* **MATERIAL FOR THIS EXERCISE**:
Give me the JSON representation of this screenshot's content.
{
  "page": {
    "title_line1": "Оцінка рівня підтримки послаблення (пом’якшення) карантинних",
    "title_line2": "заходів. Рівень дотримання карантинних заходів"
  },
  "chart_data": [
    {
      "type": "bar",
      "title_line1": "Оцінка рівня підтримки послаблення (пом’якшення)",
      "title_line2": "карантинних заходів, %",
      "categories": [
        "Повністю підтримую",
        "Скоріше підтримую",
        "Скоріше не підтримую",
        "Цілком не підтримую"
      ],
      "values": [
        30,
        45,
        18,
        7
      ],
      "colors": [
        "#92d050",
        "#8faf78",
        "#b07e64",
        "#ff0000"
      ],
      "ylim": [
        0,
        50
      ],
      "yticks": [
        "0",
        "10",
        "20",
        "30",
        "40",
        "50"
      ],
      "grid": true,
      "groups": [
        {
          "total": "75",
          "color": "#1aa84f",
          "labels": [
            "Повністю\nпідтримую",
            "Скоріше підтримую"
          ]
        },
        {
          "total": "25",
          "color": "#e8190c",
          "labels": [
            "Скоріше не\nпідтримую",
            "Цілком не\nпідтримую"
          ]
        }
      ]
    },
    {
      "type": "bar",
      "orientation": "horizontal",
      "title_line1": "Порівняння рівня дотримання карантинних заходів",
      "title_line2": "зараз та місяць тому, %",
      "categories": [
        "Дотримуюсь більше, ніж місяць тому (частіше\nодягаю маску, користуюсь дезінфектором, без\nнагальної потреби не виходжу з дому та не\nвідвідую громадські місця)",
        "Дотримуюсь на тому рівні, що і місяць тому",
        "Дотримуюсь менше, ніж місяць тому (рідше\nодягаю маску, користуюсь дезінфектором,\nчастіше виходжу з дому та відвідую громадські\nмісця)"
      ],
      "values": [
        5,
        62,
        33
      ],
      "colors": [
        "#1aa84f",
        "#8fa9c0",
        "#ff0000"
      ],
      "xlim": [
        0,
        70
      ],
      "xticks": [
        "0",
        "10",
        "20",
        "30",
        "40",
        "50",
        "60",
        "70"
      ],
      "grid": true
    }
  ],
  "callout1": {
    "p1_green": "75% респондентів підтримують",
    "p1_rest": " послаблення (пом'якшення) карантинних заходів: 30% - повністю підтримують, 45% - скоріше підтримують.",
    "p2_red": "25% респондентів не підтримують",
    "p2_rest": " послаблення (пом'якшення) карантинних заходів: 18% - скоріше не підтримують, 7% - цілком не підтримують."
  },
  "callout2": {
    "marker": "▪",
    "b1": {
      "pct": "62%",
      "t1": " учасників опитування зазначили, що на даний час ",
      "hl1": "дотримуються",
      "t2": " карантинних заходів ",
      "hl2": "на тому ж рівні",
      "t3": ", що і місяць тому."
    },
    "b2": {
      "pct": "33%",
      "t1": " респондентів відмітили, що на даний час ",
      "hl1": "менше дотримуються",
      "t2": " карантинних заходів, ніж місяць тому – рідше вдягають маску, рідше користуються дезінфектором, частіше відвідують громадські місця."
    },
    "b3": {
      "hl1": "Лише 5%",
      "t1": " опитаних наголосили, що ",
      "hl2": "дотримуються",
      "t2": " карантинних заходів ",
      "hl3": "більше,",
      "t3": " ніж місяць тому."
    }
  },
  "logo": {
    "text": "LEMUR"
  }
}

* **WORK TO COMPLETE**: Reproduce the whole listing word for word.

* **OUTPUT BELOW**:
Give me the JSON representation of this screenshot's content.
{
  "page": {
    "title_line1": "Оцінка рівня підтримки послаблення (пом’якшення) карантинних",
    "title_line2": "заходів. Рівень дотримання карантинних заходів"
  },
  "chart_data": [
    {
      "type": "bar",
      "title_line1": "Оцінка рівня підтримки послаблення (пом’якшення)",
      "title_line2": "карантинних заходів, %",
      "categories": [
        "Повністю підтримую",
        "Скоріше підтримую",
        "Скоріше не підтримую",
        "Цілком не підтримую"
      ],
      "values": [
        30,
        45,
        18,
        7
      ],
      "colors": [
        "#92d050",
        "#8faf78",
        "#b07e64",
        "#ff0000"
      ],
      "ylim": [
        0,
        50
      ],
      "yticks": [
        "0",
        "10",
        "20",
        "30",
        "40",
        "50"
      ],
      "grid": true,
      "groups": [
        {
          "total": "75",
          "color": "#1aa84f",
          "labels": [
            "Повністю\nпідтримую",
            "Скоріше підтримую"
          ]
        },
        {
          "total": "25",
          "color": "#e8190c",
          "labels": [
            "Скоріше не\nпідтримую",
            "Цілком не\nпідтримую"
          ]
        }
      ]
    },
    {
      "type": "bar",
      "orientation": "horizontal",
      "title_line1": "Порівняння рівня дотримання карантинних заходів",
      "title_line2": "зараз та місяць тому, %",
      "categories": [
        "Дотримуюсь більше, ніж місяць тому (частіше\nодягаю маску, користуюсь дезінфектором, без\nнагальної потреби не виходжу з дому та не\nвідвідую громадські місця)",
        "Дотримуюсь на тому рівні, що і місяць тому",
        "Дотримуюсь менше, ніж місяць тому (рідше\nодягаю маску, користуюсь дезінфектором,\nчастіше виходжу з дому та відвідую громадські\nмісця)"
      ],
      "values": [
        5,
        62,
        33
      ],
      "colors": [
        "#1aa84f",
        "#8fa9c0",
        "#ff0000"
      ],
      "xlim": [
        0,
        70
      ],
      "xticks": [
        "0",
        "10",
        "20",
        "30",
        "40",
        "50",
        "60",
        "70"
      ],
      "grid": true
    }
  ],
  "callout1": {
    "p1_green": "75% респондентів підтримують",
    "p1_rest": " послаблення (пом'якшення) карантинних заходів: 30% - повністю підтримують, 45% - скоріше підтримують.",
    "p2_red": "25% респондентів не підтримують",
    "p2_rest": " послаблення (пом'якшення) карантинних заходів: 18% - скоріше не підтримують, 7% - цілком не підтримують."
  },
  "callout2": {
    "marker": "▪",
    "b1": {
      "pct": "62%",
      "t1": " учасників опитування зазначили, що на даний час ",
      "hl1": "дотримуються",
      "t2": " карантинних заходів ",
      "hl2": "на тому ж рівні",
      "t3": ", що і місяць тому."
    },
    "b2": {
      "pct": "33%",
      "t1": " респондентів відмітили, що на даний час ",
      "hl1": "менше дотримуються",
      "t2": " карантинних заходів, ніж місяць тому – рідше вдягають маску, рідше користуються дезінфектором, частіше відвідують громадські місця."
    },
    "b3": {
      "hl1": "Лише 5%",
      "t1": " опитаних наголосили, що ",
      "hl2": "дотримуються",
      "t2": " карантинних заходів ",
      "hl3": "більше,",
      "t3": " ніж місяць тому."
    }
  },
  "logo": {
    "text": "LEMUR"
  }
}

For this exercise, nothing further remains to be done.